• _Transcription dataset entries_

※ ※ ※

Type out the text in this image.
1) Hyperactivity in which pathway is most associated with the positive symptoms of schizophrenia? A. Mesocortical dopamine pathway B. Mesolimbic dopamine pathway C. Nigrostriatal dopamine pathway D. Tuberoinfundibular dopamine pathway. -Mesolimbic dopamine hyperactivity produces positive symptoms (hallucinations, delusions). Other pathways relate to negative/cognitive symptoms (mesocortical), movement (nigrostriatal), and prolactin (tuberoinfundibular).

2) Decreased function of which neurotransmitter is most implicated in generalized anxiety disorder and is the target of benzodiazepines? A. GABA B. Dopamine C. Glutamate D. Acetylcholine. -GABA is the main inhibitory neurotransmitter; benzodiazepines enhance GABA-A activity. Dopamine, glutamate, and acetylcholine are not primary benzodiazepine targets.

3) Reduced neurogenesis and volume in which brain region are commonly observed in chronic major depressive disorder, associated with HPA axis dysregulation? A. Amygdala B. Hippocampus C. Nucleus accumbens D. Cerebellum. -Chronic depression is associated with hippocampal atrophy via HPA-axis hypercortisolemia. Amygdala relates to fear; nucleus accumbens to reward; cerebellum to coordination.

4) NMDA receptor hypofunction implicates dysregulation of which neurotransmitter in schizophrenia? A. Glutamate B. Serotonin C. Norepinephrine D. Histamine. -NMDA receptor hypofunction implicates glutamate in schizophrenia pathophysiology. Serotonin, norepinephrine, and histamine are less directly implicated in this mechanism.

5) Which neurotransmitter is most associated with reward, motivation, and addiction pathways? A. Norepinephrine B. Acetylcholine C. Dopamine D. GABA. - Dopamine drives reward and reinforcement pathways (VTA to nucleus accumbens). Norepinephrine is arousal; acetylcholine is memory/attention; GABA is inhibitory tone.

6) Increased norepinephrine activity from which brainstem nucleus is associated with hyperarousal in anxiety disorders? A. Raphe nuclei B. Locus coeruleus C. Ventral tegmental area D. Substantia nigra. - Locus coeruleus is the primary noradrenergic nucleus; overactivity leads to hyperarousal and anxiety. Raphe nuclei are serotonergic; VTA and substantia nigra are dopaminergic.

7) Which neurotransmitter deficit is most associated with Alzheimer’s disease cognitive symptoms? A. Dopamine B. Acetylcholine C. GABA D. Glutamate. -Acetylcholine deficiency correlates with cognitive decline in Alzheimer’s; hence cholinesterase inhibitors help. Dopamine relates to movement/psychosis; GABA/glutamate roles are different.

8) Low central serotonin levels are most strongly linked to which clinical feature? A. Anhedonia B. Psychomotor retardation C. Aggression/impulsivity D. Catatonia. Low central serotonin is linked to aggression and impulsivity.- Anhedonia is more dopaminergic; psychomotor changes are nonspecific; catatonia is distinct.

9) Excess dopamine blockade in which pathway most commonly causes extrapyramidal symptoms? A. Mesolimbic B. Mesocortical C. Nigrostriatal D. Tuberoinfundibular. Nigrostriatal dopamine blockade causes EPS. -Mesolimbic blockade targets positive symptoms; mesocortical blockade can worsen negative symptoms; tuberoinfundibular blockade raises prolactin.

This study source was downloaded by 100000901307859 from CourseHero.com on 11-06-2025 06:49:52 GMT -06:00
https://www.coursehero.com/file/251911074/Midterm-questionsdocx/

※ ※ ※

• _Task description_
Scan the entries above and return each line that holds "movement".

• _Problem solution_
1) Hyperactivity in which pathway is most associated with the positive symptoms of schizophrenia? A. Mesocortical dopamine pathway B. Mesolimbic dopamine pathway C. Nigrostriatal dopamine pathway D. Tuberoinfundibular dopamine pathway. -Mesolimbic dopamine hyperactivity produces positive symptoms (hallucinations, delusions). Other pathways relate to negative/cognitive symptoms (mesocortical), movement (nigrostriatal), and prolactin (tuberoinfundibular).
7) Which neurotransmitter deficit is most associated with Alzheimer’s disease cognitive symptoms? A. Dopamine B. Acetylcholine C. GABA D. Glutamate. -Acetylcholine deficiency correlates with cognitive decline in Alzheimer’s; hence cholinesterase inhibitors help. Dopamine relates to movement/psychosis; GABA/glutamate roles are different.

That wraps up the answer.